_Required task_.
Copy each line that has the string "labels" somewhere in it.

_Task inputs_.
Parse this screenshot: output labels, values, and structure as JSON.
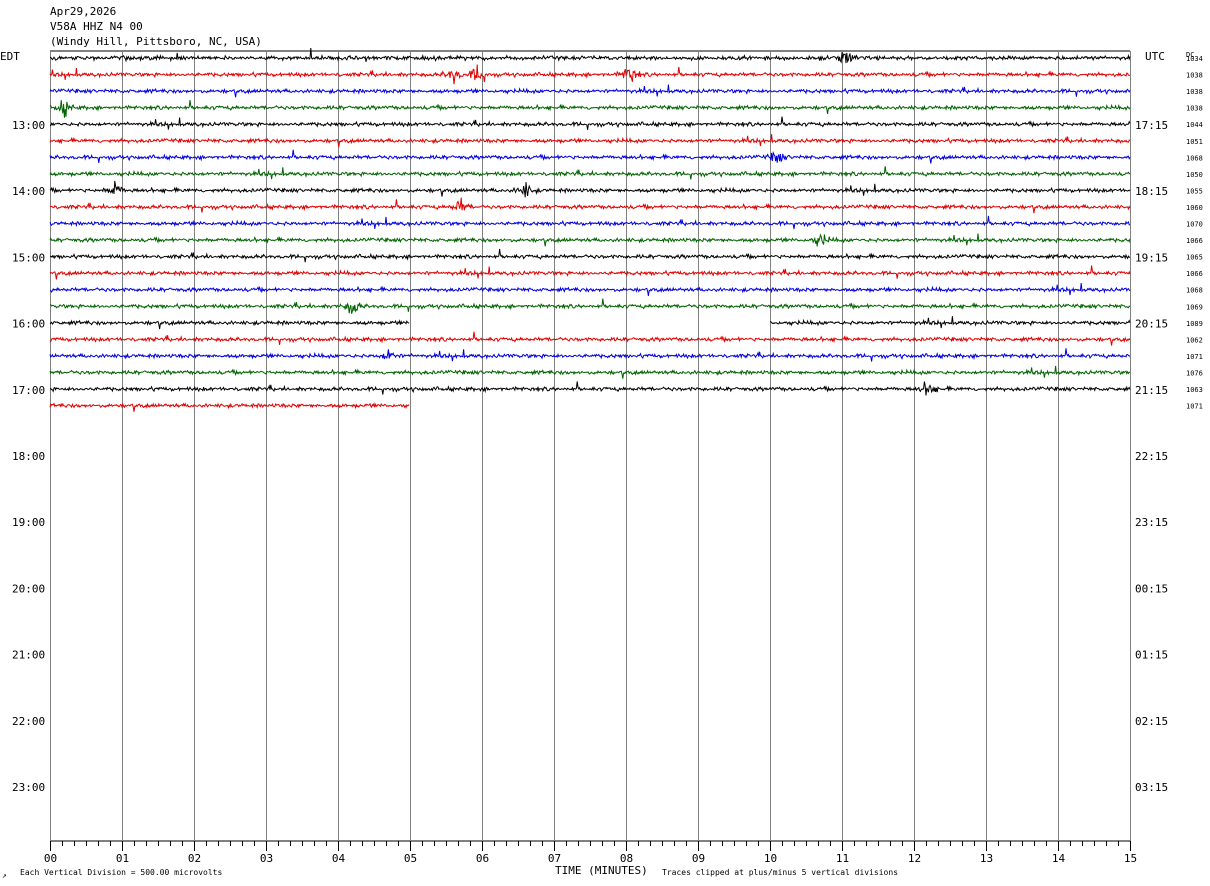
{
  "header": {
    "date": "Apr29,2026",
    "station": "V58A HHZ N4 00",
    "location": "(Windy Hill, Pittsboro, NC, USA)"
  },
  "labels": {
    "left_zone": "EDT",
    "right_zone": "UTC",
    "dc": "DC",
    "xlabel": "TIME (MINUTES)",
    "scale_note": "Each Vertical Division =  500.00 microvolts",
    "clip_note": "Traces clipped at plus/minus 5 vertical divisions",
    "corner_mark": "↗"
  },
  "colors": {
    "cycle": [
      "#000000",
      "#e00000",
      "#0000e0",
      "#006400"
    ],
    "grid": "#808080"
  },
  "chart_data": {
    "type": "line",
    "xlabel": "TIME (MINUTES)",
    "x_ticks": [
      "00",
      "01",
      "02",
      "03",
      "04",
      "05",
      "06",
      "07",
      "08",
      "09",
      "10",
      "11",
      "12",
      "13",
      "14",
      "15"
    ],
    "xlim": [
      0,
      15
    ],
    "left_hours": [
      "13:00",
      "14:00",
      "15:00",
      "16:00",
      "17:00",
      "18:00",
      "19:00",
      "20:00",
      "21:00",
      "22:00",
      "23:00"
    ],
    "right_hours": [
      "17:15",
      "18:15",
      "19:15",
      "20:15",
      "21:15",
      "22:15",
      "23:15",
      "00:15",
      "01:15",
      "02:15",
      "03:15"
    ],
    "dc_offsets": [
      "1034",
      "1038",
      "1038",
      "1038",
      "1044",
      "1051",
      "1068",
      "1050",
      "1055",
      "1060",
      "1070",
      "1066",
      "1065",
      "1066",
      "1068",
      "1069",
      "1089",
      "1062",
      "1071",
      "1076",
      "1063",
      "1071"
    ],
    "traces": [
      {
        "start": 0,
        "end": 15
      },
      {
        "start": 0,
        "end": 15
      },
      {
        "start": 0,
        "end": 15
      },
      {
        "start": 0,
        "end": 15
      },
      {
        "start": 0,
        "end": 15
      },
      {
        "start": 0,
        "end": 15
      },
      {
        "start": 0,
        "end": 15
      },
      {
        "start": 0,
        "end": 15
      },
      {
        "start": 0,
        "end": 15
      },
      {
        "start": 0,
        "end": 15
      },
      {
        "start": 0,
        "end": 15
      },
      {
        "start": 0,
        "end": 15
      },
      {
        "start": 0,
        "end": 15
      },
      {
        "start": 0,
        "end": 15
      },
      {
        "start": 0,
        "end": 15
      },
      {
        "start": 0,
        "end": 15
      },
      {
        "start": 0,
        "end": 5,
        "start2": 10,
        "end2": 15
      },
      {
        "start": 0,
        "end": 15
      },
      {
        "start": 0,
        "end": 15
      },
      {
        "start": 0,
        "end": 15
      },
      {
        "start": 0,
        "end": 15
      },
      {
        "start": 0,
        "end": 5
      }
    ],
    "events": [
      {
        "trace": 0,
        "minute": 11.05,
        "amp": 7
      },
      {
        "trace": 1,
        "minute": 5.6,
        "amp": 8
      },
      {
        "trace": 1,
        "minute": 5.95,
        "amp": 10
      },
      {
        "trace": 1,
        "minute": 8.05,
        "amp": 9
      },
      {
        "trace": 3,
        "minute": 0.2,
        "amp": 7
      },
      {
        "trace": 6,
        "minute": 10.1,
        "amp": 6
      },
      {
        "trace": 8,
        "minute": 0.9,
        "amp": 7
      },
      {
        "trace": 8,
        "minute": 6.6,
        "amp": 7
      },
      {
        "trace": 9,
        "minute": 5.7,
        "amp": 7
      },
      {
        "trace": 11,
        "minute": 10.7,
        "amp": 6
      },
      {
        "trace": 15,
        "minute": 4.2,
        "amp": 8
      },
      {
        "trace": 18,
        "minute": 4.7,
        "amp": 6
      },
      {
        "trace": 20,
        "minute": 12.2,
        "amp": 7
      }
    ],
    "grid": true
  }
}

_Written solution_.
Parse this screenshot: output labels, values, and structure as JSON.
  "labels": {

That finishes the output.